WHAT YOU SHOULD DO: How many lines in the listing below include the word "czwlzx"? Answer with the number and nothing else.

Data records

>>>

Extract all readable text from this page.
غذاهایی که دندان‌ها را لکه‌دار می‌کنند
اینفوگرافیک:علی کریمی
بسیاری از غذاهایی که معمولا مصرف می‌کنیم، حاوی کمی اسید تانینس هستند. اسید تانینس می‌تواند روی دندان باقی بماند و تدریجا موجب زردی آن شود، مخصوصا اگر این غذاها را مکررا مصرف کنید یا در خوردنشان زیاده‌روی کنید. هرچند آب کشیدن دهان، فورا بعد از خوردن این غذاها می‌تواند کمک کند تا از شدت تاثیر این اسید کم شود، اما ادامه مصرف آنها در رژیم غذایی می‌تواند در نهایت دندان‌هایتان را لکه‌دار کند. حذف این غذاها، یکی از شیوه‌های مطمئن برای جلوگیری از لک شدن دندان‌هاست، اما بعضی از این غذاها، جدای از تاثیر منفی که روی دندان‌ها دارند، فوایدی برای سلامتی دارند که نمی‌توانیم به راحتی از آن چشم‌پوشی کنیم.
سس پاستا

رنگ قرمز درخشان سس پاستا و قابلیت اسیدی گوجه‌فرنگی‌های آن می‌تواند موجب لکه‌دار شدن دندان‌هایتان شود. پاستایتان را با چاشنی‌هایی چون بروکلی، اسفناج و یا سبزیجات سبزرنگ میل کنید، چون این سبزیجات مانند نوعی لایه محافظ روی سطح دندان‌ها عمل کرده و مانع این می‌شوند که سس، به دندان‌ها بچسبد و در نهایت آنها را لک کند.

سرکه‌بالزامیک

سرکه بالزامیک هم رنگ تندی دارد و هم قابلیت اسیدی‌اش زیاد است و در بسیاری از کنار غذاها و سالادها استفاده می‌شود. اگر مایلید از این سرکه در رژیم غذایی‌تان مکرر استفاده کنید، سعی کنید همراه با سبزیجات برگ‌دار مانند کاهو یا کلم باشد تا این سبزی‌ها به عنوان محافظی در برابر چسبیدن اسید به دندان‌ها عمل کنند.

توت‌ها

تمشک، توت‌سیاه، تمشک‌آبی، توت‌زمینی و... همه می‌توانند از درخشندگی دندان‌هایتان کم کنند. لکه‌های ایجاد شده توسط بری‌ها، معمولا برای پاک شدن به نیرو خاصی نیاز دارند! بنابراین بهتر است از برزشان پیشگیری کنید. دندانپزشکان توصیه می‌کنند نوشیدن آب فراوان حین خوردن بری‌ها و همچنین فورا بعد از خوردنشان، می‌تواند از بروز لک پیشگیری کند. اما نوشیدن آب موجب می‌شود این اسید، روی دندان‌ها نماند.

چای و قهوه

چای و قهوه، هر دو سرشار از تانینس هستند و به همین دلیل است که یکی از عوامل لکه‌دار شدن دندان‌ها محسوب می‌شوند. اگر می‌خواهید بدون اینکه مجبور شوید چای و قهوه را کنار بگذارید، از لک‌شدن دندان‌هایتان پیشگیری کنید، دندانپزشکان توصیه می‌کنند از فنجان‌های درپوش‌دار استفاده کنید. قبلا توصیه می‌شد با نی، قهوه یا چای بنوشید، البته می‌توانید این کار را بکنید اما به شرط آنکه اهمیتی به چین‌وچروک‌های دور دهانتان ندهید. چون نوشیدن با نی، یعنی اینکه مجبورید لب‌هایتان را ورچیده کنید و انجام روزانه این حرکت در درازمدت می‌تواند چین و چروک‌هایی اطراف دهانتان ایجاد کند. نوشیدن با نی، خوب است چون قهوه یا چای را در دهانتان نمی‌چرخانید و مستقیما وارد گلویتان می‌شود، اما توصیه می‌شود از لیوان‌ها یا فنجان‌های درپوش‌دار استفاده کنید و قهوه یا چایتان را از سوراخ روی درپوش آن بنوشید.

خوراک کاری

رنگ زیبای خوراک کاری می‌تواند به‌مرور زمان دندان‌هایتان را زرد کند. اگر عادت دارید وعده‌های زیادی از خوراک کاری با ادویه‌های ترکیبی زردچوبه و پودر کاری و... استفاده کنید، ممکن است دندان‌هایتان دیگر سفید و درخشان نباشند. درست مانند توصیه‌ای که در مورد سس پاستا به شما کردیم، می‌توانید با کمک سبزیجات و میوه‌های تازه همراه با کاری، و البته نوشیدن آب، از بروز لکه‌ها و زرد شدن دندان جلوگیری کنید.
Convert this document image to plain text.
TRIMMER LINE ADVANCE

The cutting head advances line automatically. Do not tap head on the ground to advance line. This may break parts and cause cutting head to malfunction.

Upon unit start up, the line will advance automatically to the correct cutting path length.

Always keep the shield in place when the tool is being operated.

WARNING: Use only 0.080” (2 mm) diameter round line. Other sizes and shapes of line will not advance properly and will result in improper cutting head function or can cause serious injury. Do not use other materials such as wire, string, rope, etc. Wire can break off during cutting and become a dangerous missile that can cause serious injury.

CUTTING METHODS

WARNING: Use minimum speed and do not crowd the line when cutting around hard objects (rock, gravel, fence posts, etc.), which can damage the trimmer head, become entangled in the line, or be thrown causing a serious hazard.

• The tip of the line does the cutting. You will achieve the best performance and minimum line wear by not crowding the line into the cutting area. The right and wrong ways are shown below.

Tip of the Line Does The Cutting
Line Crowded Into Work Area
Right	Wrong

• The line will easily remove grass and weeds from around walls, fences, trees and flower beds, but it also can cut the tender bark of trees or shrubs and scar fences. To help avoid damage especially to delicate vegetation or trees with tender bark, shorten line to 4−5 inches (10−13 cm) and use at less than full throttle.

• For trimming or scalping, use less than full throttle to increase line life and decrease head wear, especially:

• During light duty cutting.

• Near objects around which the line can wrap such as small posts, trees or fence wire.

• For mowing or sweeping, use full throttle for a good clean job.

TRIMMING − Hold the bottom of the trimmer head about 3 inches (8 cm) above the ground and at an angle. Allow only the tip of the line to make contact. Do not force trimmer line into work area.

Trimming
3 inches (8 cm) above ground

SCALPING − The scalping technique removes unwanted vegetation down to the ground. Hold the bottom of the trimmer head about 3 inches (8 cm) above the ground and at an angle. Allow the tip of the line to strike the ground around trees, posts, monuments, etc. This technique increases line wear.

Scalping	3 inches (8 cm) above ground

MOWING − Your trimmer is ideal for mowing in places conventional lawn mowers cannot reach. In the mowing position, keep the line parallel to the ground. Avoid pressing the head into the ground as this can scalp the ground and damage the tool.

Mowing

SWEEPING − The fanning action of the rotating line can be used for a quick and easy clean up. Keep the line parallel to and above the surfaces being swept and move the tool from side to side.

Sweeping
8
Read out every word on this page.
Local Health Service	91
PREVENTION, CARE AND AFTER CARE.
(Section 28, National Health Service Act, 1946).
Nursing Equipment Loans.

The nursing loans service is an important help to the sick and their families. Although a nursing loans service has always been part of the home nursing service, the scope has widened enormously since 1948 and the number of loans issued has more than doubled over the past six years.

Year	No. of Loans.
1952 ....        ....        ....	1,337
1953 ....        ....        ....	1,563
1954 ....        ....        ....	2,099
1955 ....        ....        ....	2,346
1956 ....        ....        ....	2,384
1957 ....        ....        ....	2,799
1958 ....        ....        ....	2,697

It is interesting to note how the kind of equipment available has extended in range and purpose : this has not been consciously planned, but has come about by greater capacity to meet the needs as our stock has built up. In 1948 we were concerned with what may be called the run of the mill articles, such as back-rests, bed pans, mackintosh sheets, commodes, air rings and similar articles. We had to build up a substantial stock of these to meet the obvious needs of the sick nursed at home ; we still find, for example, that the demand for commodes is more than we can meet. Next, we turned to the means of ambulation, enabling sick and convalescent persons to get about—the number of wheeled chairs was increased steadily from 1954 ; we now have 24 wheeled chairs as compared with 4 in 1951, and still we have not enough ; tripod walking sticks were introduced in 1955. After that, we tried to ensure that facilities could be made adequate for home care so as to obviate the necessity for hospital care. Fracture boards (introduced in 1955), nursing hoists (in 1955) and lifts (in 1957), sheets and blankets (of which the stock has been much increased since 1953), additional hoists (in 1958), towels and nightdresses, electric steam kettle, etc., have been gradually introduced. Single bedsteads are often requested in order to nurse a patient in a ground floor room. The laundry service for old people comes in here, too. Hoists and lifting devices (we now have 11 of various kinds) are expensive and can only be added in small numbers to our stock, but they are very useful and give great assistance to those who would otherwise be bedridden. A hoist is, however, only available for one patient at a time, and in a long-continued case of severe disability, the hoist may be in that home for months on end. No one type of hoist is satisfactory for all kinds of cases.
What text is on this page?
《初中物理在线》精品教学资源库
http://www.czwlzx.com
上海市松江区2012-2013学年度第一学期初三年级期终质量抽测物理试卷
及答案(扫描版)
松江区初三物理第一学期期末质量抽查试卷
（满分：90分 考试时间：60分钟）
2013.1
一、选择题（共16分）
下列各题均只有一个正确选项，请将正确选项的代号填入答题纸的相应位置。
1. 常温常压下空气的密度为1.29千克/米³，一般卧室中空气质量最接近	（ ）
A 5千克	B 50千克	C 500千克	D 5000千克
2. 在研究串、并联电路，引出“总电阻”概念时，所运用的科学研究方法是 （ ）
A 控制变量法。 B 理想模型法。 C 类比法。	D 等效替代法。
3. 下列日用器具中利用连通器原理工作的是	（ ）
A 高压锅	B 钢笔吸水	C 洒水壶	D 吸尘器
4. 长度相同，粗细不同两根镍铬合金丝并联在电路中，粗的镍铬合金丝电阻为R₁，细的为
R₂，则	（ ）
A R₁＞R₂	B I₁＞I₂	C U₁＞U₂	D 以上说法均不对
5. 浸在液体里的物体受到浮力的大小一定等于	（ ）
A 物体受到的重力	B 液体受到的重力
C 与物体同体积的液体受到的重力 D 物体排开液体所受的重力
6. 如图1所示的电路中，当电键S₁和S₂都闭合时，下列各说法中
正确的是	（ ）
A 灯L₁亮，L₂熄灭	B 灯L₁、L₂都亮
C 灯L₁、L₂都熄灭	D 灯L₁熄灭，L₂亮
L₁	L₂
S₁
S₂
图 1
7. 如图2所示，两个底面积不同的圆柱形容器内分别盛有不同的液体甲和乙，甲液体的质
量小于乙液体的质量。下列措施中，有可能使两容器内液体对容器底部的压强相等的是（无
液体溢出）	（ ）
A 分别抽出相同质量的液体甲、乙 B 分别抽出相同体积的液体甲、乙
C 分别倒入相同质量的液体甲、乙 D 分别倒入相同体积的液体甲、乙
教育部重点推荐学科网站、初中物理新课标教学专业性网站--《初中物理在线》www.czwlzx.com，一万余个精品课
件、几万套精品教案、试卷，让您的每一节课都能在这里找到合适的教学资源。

<<<

SOLUTION TO THIS EXERCISE: 2